_Your task_
Give only the number of lines in the records that include the string "this".

*** Input ***

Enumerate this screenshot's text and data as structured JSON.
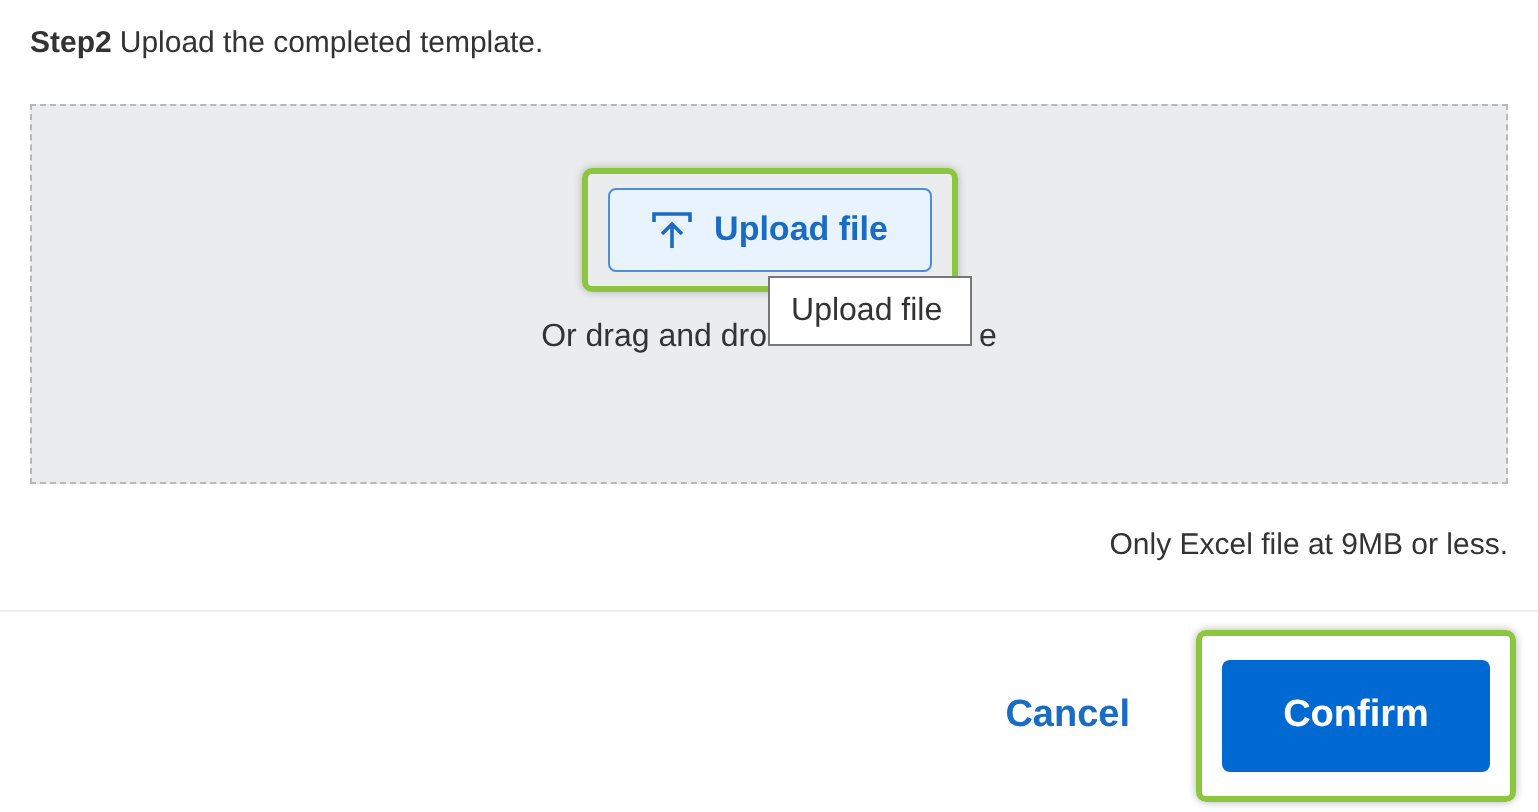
{
  "step": {
    "label": "Step2",
    "text": "Upload the completed template."
  },
  "dropzone": {
    "upload_button": "Upload file",
    "hint_before": "Or drag and dro",
    "hint_after": "e",
    "tooltip": "Upload file"
  },
  "size_note": "Only Excel file at 9MB or less.",
  "buttons": [
    {
      "kind": "link",
      "label": "Cancel"
    },
    {
      "kind": "primary",
      "label": "Confirm"
    }
  ]
}
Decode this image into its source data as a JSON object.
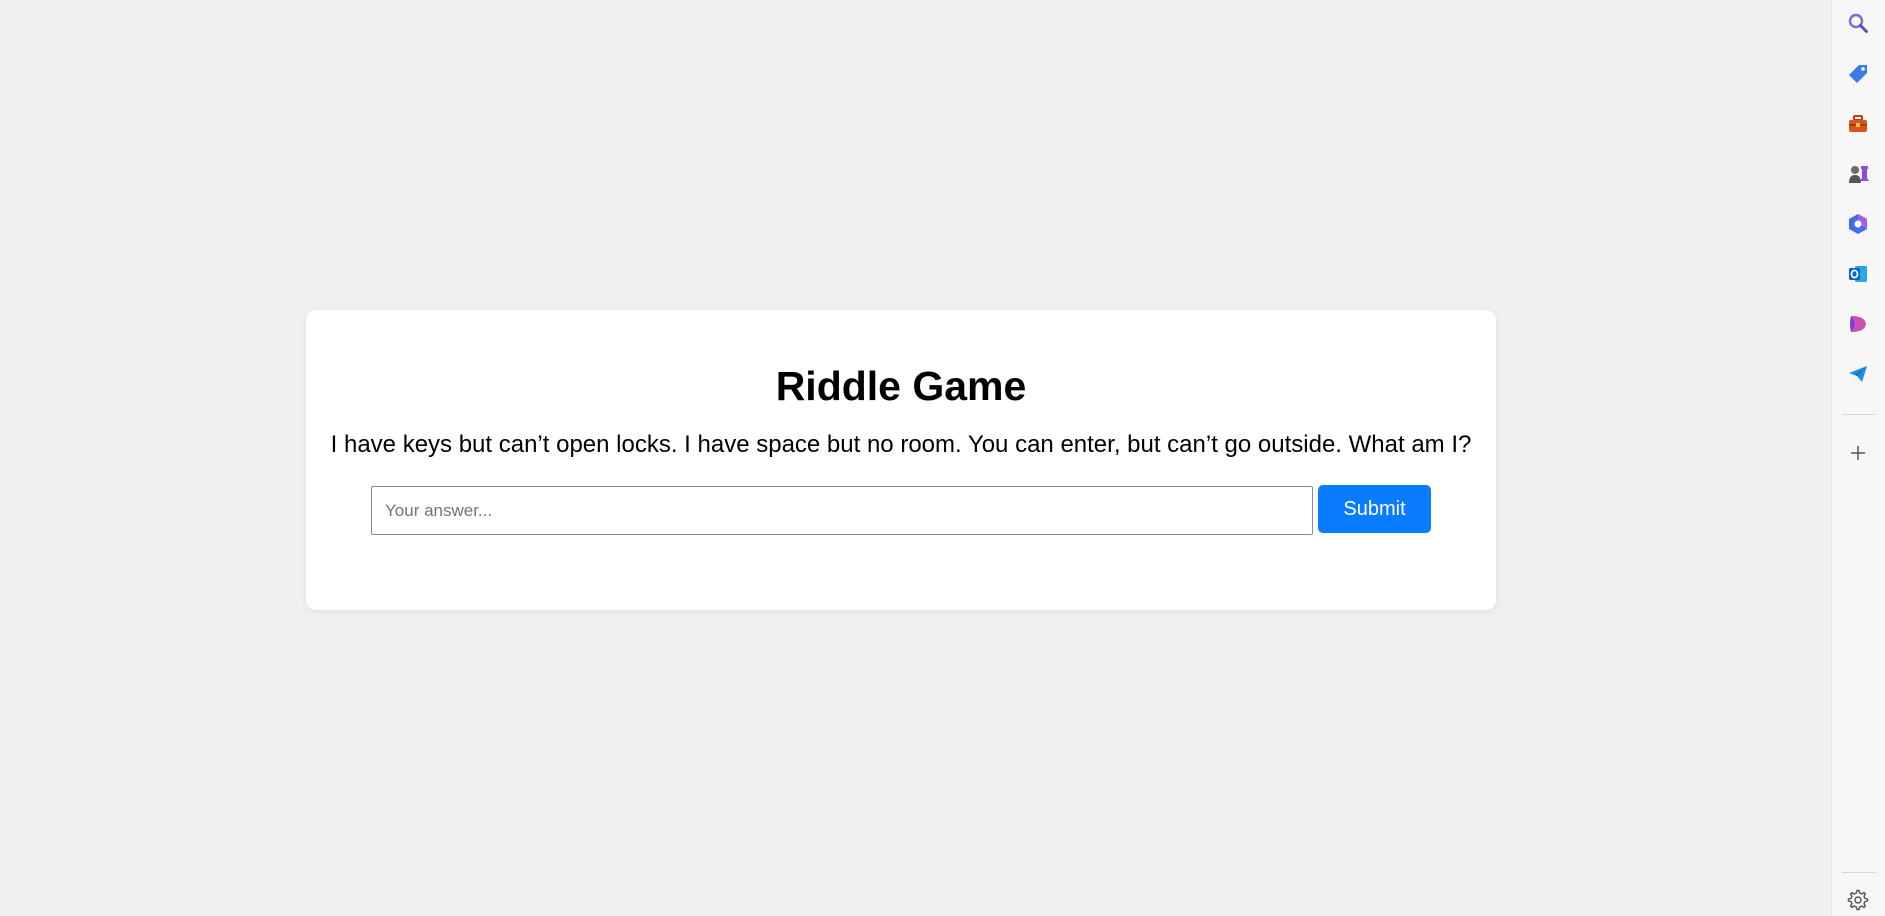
{
  "game": {
    "title": "Riddle Game",
    "riddle": "I have keys but can’t open locks. I have space but no room. You can enter, but can’t go outside. What am I?",
    "answer_value": "",
    "answer_placeholder": "Your answer...",
    "submit_label": "Submit"
  },
  "colors": {
    "background": "#f0f0f0",
    "card": "#ffffff",
    "accent": "#0a7cff"
  },
  "sidebar": {
    "icons": [
      "search-icon",
      "tag-icon",
      "toolbox-icon",
      "chess-icon",
      "copilot-icon",
      "outlook-icon",
      "designer-icon",
      "send-icon",
      "add-icon",
      "settings-icon"
    ]
  }
}
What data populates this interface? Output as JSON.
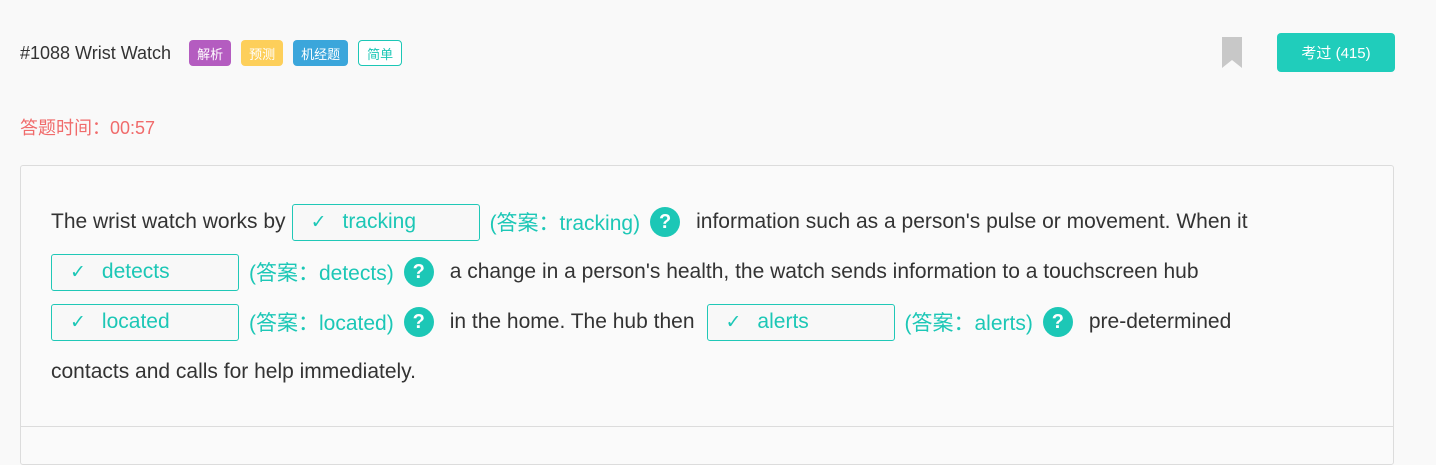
{
  "header": {
    "title": "#1088 Wrist Watch",
    "tags": [
      "解析",
      "预测",
      "机经题",
      "简单"
    ],
    "pass_button": "考过 (415)"
  },
  "timer": {
    "label": "答题时间：00:57"
  },
  "colors": {
    "accent": "#1cc7b6",
    "timer": "#f06b6b",
    "tag_purple": "#b45cc0",
    "tag_yellow": "#fdcf5a",
    "tag_blue": "#3ba6db"
  },
  "question": {
    "seg1": "The wrist watch works by",
    "blank1": {
      "value": "tracking",
      "answer": "(答案：tracking)"
    },
    "seg2": "information such as a person's pulse or movement. When it",
    "blank2": {
      "value": "detects",
      "answer": "(答案：detects)"
    },
    "seg3": "a change in a person's health, the watch sends information to a touchscreen hub",
    "blank3": {
      "value": "located",
      "answer": "(答案：located)"
    },
    "seg4": "in the home. The hub then",
    "blank4": {
      "value": "alerts",
      "answer": "(答案：alerts)"
    },
    "seg5": "pre-determined",
    "seg6": "contacts and calls for help immediately."
  },
  "icons": {
    "check": "✓",
    "help": "?",
    "bookmark": "bookmark-icon"
  }
}
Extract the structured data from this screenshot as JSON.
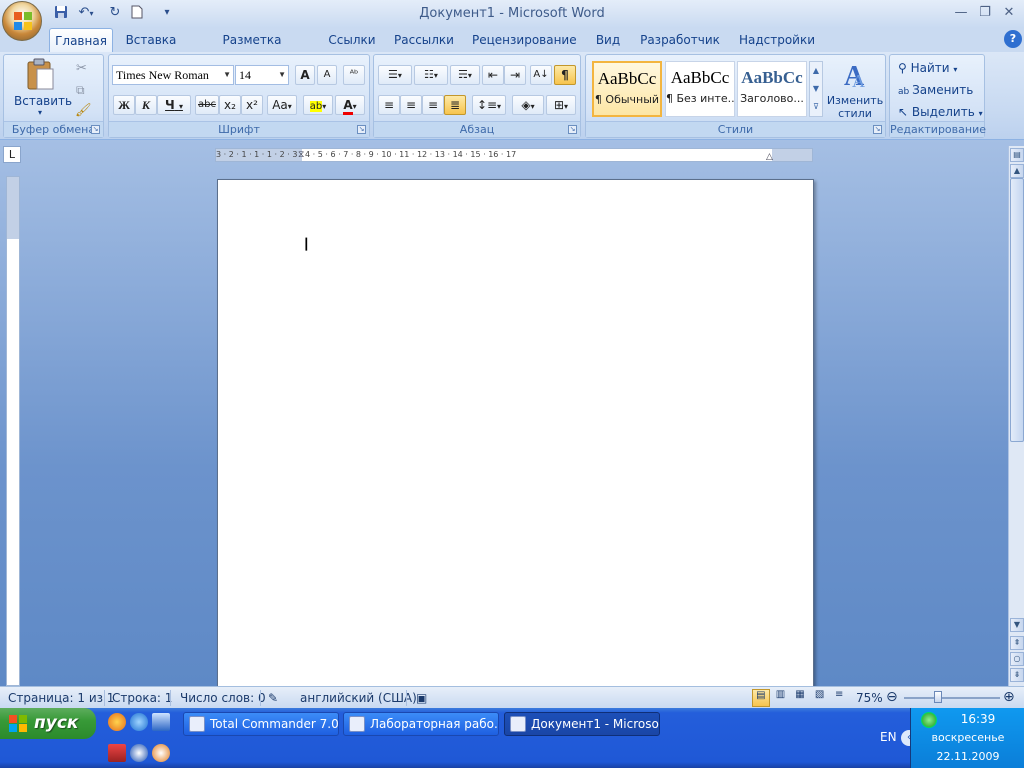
{
  "window": {
    "title": "Документ1 - Microsoft Word"
  },
  "qat": {
    "save": "save-icon",
    "undo": "undo-icon",
    "redo": "redo-icon",
    "new": "new-doc-icon",
    "customize": "▾"
  },
  "tabs": [
    "Главная",
    "Вставка",
    "Разметка страницы",
    "Ссылки",
    "Рассылки",
    "Рецензирование",
    "Вид",
    "Разработчик",
    "Надстройки"
  ],
  "ribbon": {
    "clipboard": {
      "paste": "Вставить",
      "label": "Буфер обмена"
    },
    "font": {
      "name": "Times New Roman",
      "size": "14",
      "label": "Шрифт",
      "bold": "Ж",
      "italic": "К",
      "underline": "Ч",
      "strike": "abc",
      "sub": "x₂",
      "sup": "x²",
      "case": "Aa",
      "grow": "A",
      "shrink": "A"
    },
    "paragraph": {
      "label": "Абзац",
      "pilcrow": "¶"
    },
    "styles": {
      "label": "Стили",
      "items": [
        {
          "sample": "AaBbCc",
          "name": "¶ Обычный"
        },
        {
          "sample": "AaBbCc",
          "name": "¶ Без инте..."
        },
        {
          "sample": "AaBbCc",
          "name": "Заголово..."
        }
      ],
      "change": "Изменить стили"
    },
    "editing": {
      "label": "Редактирование",
      "find": "Найти",
      "replace": "Заменить",
      "select": "Выделить"
    }
  },
  "ruler": {
    "text": "3 · 2 · 1 · 1 · 1 · 2 · 3 · 4 · 5 · 6 · 7 · 8 · 9 · 10 · 11 · 12 · 13 · 14 · 15 · 16 · 17"
  },
  "status": {
    "page": "Страница: 1 из 1",
    "line": "Строка: 1",
    "words": "Число слов: 0",
    "lang": "английский (США)",
    "zoom": "75%"
  },
  "taskbar": {
    "start": "пуск",
    "tasks": [
      "Total Commander 7.0...",
      "Лабораторная рабо...",
      "Документ1 - Microso..."
    ],
    "lang": "EN",
    "time": "16:39",
    "day": "воскресенье",
    "date": "22.11.2009"
  }
}
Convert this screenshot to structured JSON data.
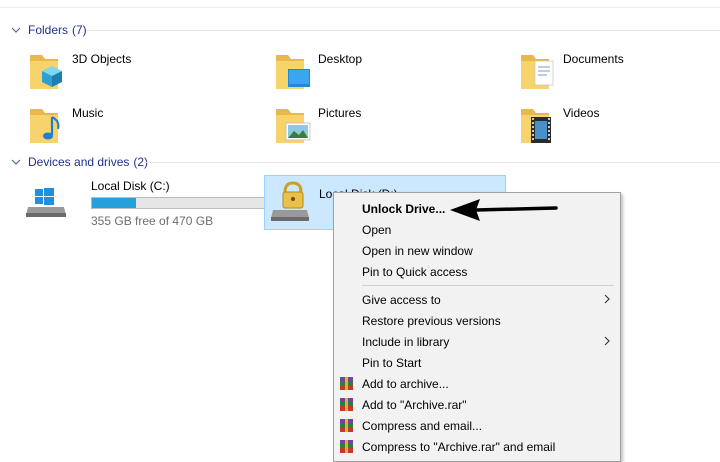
{
  "folders_group": {
    "label": "Folders",
    "count": "(7)"
  },
  "folders": [
    {
      "name": "3D Objects",
      "icon": "3d-objects-folder-icon"
    },
    {
      "name": "Desktop",
      "icon": "desktop-folder-icon"
    },
    {
      "name": "Documents",
      "icon": "documents-folder-icon"
    },
    {
      "name": "Music",
      "icon": "music-folder-icon"
    },
    {
      "name": "Pictures",
      "icon": "pictures-folder-icon"
    },
    {
      "name": "Videos",
      "icon": "videos-folder-icon"
    }
  ],
  "drives_group": {
    "label": "Devices and drives",
    "count": "(2)"
  },
  "drives": [
    {
      "name": "Local Disk (C:)",
      "free": "355 GB free of 470 GB",
      "used_fraction": 0.245,
      "icon": "windows-drive-icon"
    },
    {
      "name": "Local Disk (D:)",
      "icon": "locked-drive-icon"
    }
  ],
  "context_menu": {
    "items": [
      {
        "label": "Unlock Drive...",
        "bold": true
      },
      {
        "label": "Open"
      },
      {
        "label": "Open in new window"
      },
      {
        "label": "Pin to Quick access"
      },
      {
        "label": "Give access to",
        "submenu": true
      },
      {
        "label": "Restore previous versions"
      },
      {
        "label": "Include in library",
        "submenu": true
      },
      {
        "label": "Pin to Start"
      },
      {
        "label": "Add to archive...",
        "icon": "winrar-icon"
      },
      {
        "label": "Add to \"Archive.rar\"",
        "icon": "winrar-icon"
      },
      {
        "label": "Compress and email...",
        "icon": "winrar-icon"
      },
      {
        "label": "Compress to \"Archive.rar\" and email",
        "icon": "winrar-icon"
      }
    ]
  },
  "colors": {
    "header_text": "#1e3287",
    "selection": "#cce8ff",
    "bar_fill": "#26a0da",
    "menu_bg": "#f2f2f2"
  }
}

***

_Finished answer_
5